- **THE EXERCISE**
How many lines in this data contain the string "http"? Reply with the number only.

◆ ◆ ◆ ◆ ◆

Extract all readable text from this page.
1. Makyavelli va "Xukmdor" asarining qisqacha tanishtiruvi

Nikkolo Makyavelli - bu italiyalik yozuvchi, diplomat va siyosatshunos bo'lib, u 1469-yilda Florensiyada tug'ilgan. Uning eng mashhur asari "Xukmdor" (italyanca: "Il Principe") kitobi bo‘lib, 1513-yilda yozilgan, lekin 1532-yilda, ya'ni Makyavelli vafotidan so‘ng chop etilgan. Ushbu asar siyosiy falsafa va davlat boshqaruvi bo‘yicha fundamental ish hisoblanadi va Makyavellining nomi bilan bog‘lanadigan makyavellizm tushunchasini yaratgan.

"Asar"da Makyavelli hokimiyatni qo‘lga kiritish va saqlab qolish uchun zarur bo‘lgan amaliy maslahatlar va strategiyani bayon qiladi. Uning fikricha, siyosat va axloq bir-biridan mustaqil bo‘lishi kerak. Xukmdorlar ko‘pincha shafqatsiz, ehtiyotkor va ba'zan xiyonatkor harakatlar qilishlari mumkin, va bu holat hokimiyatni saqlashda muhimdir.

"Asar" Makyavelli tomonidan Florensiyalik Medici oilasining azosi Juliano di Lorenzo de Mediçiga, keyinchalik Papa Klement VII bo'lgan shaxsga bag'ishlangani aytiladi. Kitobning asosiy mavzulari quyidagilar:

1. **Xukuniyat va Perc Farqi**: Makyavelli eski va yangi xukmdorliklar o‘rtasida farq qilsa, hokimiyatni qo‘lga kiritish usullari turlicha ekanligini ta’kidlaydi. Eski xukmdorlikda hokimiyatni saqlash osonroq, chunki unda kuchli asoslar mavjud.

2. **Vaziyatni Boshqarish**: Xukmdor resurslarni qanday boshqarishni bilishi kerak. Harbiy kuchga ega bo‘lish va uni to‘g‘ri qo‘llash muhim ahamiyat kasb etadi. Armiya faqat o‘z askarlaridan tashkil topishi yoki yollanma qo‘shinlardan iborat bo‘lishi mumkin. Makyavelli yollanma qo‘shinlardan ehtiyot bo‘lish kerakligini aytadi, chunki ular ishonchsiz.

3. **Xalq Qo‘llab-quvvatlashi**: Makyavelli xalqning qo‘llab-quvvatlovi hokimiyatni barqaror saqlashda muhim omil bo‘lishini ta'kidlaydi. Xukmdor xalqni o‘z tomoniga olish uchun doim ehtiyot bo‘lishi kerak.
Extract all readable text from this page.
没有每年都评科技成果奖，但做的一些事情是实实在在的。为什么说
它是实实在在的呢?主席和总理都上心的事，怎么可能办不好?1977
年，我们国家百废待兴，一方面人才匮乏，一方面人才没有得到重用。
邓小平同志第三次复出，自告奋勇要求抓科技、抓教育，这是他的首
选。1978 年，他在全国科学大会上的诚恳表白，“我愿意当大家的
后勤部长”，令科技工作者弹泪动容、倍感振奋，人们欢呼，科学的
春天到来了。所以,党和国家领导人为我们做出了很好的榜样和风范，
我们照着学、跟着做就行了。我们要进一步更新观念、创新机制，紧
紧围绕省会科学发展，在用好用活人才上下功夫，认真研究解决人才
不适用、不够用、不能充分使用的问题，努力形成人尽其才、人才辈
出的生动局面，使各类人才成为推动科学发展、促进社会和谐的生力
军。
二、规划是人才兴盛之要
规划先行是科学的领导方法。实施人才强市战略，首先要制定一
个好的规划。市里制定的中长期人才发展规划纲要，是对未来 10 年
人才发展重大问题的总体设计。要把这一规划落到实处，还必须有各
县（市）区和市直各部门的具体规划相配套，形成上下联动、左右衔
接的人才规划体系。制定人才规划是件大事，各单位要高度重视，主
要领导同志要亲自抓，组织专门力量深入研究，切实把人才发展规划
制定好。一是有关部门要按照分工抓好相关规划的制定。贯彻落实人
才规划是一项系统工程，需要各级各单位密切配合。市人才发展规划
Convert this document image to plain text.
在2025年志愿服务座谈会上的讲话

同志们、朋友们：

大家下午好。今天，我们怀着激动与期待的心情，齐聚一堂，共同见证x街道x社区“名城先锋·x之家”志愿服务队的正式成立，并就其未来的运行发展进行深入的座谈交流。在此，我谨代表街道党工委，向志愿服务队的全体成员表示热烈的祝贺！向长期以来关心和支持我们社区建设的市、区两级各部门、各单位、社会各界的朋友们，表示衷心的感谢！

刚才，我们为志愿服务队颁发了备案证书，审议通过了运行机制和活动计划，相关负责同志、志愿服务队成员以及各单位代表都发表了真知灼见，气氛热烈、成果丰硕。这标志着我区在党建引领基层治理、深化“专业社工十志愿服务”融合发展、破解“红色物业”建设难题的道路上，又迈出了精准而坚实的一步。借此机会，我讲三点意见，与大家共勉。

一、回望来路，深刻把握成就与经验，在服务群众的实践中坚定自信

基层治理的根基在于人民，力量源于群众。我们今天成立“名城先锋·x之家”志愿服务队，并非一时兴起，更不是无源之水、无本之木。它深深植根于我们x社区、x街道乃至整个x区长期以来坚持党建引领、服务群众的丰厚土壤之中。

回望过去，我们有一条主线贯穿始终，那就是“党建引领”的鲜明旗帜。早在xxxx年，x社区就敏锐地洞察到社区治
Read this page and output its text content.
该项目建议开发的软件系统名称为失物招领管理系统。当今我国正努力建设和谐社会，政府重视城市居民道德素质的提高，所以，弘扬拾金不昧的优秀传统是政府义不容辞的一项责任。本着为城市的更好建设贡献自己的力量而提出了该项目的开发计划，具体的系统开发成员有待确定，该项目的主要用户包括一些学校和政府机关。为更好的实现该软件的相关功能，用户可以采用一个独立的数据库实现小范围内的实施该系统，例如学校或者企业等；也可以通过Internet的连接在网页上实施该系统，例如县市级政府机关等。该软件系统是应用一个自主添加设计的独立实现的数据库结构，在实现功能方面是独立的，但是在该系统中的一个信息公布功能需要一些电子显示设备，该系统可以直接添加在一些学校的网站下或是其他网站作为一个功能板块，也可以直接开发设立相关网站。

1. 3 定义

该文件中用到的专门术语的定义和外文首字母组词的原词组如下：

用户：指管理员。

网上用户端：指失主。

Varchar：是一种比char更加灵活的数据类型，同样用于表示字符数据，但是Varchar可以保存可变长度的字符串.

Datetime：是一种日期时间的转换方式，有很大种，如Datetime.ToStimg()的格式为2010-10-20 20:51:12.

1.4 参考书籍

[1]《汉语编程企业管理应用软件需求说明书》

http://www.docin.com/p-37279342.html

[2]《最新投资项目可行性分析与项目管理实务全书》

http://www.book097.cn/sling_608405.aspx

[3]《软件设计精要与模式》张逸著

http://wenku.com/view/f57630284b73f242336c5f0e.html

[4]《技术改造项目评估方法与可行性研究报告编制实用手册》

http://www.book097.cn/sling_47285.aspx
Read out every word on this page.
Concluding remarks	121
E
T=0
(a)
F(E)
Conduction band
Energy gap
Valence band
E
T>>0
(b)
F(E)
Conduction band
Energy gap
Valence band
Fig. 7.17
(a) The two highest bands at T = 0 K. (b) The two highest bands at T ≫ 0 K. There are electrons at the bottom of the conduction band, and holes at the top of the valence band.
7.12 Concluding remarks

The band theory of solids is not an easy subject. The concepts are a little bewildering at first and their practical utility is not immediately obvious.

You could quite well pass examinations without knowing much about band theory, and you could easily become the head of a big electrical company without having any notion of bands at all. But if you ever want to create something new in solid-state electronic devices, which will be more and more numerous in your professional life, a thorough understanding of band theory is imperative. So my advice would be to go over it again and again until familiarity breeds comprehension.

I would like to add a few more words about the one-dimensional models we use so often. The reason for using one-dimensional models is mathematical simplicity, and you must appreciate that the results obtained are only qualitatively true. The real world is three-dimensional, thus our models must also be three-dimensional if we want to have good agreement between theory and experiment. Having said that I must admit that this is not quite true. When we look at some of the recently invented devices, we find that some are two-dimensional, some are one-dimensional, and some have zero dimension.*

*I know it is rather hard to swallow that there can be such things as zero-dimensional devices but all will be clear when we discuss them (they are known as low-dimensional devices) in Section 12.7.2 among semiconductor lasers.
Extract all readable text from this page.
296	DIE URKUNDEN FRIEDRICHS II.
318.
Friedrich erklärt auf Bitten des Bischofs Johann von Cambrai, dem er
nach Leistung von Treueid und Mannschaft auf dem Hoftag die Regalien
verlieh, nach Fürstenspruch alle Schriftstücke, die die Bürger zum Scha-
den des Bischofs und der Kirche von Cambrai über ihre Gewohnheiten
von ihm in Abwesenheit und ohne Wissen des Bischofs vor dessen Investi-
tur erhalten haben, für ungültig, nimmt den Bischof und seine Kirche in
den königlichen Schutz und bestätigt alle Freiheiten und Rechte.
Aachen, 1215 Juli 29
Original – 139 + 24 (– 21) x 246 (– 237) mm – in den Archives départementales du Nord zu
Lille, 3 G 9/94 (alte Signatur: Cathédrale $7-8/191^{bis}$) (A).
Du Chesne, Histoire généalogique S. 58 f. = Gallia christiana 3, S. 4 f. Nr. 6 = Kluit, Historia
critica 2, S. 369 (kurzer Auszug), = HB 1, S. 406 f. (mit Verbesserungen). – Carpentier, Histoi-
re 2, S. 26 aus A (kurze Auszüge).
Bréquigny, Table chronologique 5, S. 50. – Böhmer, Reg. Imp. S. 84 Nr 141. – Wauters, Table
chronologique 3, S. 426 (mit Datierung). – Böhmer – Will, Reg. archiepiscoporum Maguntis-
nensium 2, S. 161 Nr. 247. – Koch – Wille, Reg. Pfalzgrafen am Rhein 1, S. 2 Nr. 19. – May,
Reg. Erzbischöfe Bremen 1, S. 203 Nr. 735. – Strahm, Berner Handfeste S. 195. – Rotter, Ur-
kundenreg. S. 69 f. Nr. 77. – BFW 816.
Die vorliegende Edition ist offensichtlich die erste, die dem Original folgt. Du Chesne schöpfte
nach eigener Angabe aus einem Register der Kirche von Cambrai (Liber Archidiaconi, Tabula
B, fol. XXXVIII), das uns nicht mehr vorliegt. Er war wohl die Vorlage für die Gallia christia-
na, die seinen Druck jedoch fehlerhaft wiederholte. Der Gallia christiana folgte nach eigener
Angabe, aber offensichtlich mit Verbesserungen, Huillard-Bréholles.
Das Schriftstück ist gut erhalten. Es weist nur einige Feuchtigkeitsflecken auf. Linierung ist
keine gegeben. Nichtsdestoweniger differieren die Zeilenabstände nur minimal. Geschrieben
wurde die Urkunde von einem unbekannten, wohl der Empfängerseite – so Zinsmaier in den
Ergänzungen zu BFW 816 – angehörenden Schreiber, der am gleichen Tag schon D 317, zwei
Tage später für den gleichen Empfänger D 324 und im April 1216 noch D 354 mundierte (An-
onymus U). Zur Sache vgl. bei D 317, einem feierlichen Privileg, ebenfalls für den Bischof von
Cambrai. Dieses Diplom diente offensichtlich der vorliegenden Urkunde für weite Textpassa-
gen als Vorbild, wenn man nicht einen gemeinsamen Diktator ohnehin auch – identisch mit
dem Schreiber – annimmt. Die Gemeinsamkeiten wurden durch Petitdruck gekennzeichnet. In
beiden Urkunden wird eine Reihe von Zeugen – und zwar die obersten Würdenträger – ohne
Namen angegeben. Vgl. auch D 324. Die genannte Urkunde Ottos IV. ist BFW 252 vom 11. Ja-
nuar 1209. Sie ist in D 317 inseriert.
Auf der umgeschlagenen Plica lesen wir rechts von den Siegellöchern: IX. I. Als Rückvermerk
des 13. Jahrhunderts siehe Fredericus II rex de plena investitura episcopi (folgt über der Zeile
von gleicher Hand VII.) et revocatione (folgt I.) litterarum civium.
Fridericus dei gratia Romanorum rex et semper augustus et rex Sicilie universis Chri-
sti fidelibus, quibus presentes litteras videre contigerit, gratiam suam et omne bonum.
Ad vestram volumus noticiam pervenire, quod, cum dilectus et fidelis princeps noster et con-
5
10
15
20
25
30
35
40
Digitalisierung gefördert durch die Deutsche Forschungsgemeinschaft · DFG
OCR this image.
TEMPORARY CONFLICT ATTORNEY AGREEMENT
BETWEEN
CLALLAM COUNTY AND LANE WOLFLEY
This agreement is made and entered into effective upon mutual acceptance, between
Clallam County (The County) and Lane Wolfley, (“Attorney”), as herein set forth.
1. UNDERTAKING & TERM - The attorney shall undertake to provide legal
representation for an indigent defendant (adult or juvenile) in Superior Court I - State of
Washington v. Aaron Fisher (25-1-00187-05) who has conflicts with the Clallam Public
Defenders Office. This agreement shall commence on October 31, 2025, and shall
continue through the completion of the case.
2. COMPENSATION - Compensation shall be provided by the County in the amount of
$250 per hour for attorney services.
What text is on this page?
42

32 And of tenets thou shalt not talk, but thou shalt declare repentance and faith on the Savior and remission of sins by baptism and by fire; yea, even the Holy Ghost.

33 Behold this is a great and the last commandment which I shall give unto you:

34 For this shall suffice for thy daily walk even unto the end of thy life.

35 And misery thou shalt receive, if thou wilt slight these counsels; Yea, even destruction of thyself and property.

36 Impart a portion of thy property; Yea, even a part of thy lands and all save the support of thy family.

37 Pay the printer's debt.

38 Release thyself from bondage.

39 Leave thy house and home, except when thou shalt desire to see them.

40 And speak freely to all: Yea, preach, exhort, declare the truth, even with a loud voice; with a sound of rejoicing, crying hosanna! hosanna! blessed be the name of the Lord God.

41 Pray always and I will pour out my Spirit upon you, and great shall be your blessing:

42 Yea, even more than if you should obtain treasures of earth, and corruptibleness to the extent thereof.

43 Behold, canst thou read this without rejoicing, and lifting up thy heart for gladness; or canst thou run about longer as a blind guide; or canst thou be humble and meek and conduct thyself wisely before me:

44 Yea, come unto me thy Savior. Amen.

◆ ◆ ◆ ◆ ◆

- **RESULT OF THE EXERCISE**
4